Below are the records. State how many of their lines hold the word "address", and add nothing else.
[Opening Exercise material section]
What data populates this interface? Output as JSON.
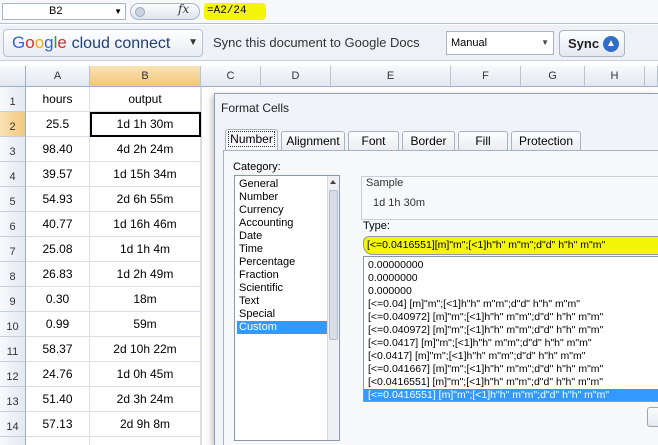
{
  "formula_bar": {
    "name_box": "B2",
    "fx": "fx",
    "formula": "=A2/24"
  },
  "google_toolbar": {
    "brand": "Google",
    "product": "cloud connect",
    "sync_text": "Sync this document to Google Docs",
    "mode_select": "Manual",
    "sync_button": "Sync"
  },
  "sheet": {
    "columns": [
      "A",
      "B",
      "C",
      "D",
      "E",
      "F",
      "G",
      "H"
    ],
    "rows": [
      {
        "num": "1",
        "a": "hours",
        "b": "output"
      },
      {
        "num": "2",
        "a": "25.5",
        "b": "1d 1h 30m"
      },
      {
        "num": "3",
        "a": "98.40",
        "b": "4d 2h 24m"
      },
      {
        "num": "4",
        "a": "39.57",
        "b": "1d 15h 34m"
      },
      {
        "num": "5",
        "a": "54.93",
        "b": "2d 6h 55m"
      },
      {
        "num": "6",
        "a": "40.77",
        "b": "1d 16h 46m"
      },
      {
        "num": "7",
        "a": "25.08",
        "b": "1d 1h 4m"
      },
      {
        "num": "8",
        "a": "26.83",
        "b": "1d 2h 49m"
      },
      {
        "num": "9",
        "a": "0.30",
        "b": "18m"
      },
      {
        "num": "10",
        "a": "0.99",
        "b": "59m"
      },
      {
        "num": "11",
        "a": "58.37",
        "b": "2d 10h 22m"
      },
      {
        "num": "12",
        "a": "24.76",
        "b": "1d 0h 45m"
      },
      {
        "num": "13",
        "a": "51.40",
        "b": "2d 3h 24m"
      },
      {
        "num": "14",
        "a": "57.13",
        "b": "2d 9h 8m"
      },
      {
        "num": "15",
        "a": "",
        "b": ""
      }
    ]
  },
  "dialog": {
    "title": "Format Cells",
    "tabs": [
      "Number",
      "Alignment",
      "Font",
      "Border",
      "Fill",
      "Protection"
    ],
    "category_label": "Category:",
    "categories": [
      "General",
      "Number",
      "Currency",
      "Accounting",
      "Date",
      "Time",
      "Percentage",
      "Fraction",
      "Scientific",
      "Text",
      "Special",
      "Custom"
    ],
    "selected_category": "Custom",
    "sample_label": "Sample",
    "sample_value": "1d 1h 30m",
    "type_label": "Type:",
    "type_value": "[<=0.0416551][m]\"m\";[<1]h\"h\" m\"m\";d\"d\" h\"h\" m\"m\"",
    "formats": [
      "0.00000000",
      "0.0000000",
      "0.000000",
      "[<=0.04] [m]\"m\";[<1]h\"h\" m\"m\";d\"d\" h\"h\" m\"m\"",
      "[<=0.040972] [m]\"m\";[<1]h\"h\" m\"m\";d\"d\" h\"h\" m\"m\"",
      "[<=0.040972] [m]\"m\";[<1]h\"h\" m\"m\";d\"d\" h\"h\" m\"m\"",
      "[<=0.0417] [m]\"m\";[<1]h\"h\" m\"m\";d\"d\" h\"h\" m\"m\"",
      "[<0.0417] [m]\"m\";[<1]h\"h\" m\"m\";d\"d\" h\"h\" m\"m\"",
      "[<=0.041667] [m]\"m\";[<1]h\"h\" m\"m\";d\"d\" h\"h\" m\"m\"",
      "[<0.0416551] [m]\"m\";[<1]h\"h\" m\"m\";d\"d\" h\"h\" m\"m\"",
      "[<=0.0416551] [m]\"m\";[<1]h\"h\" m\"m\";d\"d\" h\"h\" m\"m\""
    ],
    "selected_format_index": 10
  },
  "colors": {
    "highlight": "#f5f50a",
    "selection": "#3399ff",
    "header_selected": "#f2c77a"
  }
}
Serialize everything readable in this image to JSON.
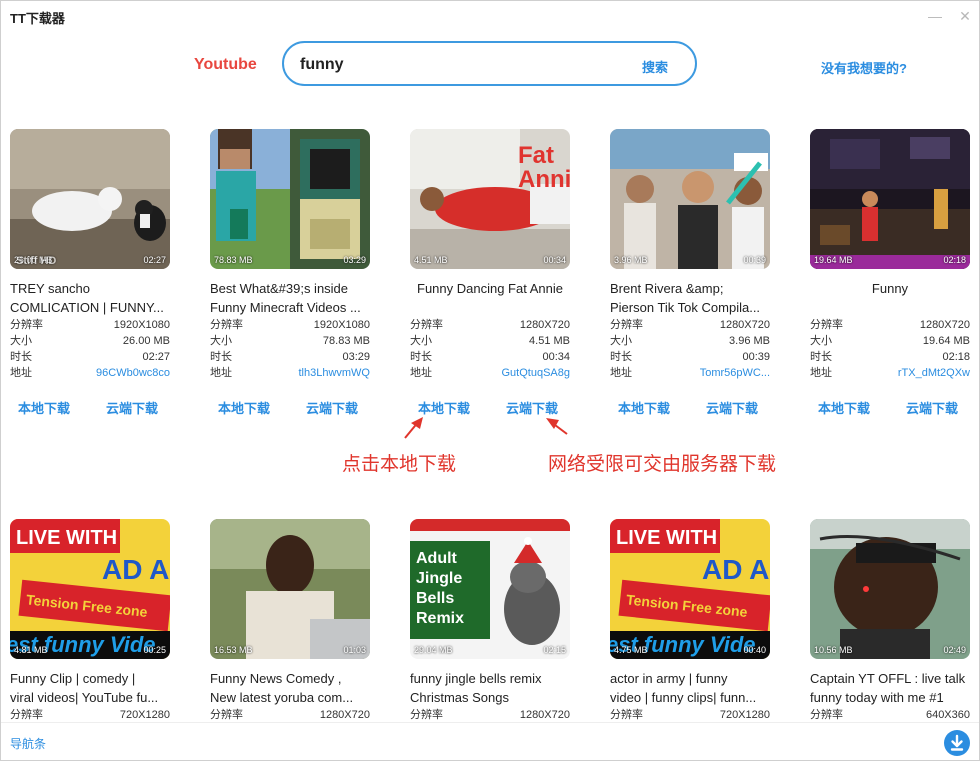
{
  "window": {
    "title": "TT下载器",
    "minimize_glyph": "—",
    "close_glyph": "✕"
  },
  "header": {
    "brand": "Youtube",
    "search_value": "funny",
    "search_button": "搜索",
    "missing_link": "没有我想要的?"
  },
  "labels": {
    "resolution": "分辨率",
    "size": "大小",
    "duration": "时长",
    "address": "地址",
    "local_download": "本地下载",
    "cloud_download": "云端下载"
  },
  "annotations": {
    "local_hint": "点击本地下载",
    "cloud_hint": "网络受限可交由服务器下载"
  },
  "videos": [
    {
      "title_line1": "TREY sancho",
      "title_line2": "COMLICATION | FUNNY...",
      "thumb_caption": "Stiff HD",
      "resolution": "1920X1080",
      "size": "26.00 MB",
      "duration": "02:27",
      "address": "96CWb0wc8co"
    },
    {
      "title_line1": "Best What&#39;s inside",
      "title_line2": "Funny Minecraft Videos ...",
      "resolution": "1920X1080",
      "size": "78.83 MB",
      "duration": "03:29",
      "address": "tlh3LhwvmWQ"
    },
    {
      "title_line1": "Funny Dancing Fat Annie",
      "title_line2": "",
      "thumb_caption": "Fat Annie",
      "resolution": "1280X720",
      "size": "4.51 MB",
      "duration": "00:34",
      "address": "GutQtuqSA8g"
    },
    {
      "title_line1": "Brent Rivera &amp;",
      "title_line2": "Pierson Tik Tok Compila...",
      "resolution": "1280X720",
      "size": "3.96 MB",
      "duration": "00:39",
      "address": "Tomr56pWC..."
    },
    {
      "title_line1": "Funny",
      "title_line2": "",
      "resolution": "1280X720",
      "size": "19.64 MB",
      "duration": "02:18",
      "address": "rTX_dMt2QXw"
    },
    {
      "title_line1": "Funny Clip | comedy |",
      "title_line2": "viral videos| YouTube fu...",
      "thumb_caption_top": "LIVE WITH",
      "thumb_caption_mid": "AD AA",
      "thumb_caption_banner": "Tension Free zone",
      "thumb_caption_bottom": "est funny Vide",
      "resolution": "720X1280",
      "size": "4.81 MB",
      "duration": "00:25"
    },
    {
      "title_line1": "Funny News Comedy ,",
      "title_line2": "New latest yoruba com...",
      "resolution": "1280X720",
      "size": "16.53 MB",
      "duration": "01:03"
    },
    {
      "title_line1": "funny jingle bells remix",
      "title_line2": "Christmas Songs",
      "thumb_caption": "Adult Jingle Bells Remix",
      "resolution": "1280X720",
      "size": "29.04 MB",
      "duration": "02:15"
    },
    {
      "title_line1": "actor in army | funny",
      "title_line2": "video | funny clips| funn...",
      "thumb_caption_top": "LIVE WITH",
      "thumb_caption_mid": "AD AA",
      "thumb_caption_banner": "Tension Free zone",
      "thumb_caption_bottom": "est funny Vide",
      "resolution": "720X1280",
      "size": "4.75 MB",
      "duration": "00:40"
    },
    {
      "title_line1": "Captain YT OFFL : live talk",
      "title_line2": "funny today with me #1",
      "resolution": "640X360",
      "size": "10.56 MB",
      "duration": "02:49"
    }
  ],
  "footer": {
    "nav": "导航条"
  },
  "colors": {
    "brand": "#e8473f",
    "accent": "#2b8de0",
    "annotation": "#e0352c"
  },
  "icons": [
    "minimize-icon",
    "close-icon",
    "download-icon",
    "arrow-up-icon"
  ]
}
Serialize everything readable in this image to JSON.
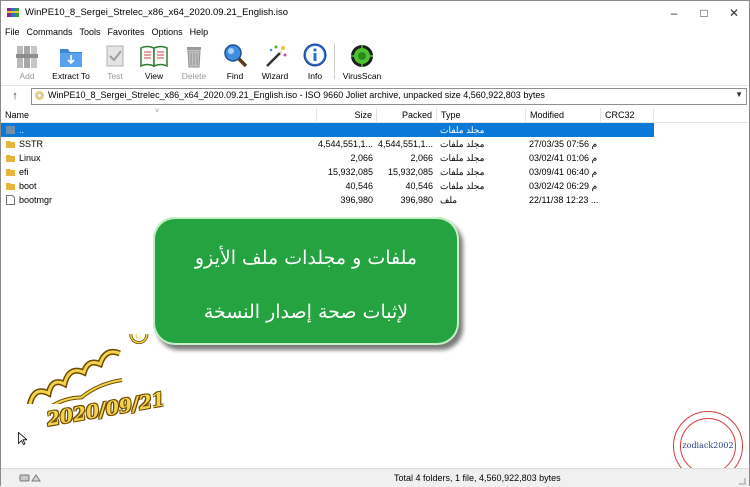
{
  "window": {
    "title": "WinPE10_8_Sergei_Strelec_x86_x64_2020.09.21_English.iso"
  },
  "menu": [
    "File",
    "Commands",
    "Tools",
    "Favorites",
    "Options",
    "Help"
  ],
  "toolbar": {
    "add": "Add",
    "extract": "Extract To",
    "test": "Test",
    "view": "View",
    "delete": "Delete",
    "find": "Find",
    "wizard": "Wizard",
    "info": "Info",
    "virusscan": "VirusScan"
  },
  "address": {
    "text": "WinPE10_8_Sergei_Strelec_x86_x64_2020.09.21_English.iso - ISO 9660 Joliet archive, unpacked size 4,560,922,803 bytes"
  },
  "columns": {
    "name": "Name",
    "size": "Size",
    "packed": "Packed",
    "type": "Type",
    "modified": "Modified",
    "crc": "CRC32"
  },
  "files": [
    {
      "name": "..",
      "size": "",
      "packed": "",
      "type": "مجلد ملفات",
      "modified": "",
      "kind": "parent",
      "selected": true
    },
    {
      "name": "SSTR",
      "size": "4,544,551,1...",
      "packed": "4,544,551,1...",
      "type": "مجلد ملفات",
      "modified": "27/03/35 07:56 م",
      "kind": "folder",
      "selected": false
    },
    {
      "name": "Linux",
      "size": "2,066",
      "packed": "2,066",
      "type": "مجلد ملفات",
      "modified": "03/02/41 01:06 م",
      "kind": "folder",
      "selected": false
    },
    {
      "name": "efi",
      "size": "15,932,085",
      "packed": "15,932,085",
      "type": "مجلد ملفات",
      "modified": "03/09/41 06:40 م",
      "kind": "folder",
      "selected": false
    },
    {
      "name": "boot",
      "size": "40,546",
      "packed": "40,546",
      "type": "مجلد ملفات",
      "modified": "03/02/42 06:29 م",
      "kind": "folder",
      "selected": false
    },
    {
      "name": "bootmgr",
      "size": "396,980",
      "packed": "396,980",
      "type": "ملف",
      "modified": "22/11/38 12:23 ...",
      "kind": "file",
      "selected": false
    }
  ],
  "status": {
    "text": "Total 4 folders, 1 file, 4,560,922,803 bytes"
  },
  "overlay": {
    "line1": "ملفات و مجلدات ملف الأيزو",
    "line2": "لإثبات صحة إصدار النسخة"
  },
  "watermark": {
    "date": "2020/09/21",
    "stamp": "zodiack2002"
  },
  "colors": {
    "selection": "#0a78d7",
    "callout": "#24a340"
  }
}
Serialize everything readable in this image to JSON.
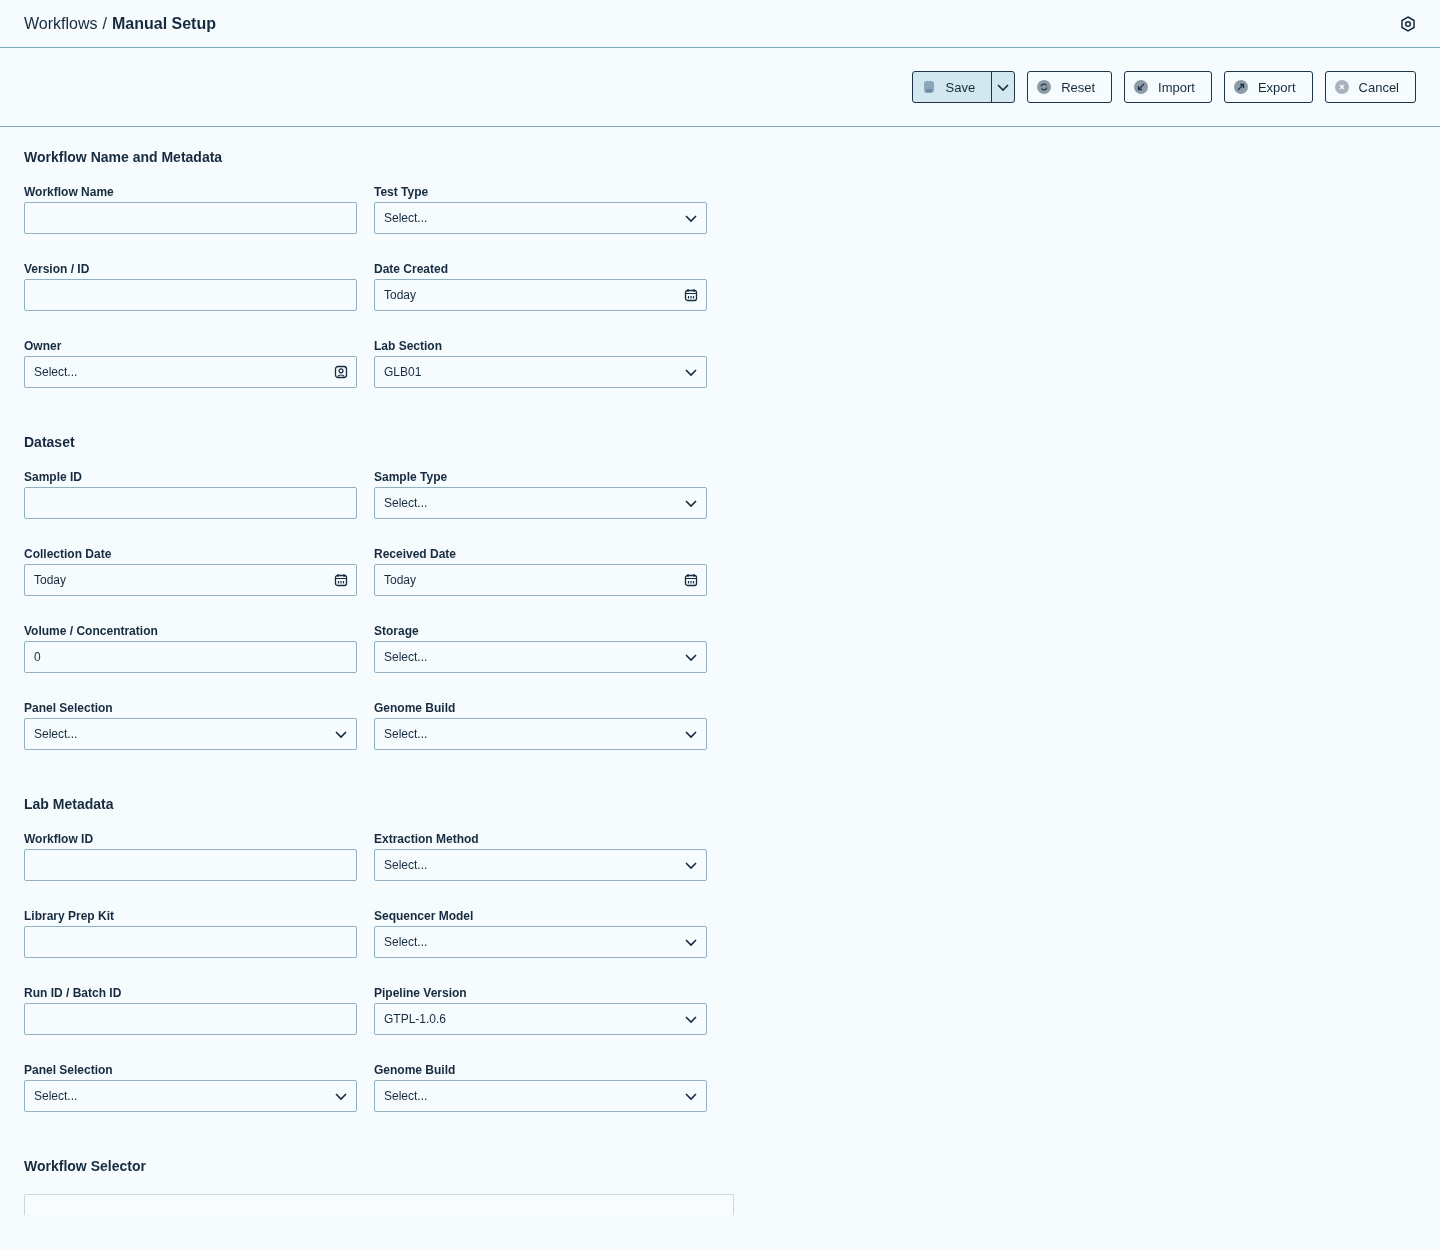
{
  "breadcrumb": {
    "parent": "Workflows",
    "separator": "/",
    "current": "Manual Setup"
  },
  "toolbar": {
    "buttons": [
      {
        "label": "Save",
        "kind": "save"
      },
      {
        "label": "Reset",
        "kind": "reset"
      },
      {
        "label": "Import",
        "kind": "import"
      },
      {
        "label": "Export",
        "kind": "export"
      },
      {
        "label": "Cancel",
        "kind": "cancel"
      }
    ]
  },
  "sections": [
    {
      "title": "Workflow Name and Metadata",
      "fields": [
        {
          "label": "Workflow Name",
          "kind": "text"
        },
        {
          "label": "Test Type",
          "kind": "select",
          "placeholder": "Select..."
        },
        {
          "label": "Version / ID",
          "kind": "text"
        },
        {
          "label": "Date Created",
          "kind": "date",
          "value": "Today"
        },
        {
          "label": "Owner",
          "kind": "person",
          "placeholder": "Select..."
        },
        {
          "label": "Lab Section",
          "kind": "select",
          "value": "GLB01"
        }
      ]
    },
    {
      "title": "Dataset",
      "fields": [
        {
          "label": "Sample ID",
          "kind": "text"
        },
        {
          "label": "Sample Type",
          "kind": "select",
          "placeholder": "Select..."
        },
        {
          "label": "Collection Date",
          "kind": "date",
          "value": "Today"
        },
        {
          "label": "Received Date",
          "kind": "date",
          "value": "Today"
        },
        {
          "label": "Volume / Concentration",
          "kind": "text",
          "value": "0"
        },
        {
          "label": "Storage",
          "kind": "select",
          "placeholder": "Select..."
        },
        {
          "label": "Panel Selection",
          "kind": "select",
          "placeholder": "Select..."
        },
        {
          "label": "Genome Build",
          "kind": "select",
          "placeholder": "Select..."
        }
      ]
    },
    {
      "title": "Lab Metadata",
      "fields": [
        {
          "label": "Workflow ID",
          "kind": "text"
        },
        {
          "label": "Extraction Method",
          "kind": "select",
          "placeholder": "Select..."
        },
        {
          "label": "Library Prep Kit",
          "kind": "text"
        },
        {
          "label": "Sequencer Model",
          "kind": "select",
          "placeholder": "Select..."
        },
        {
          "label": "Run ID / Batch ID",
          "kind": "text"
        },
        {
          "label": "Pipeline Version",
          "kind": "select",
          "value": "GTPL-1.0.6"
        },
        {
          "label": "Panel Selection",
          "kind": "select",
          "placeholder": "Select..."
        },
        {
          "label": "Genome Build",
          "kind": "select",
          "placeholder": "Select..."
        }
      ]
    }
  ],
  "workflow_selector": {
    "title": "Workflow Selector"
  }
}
[Closing Exercise material section]
Worked solution: 7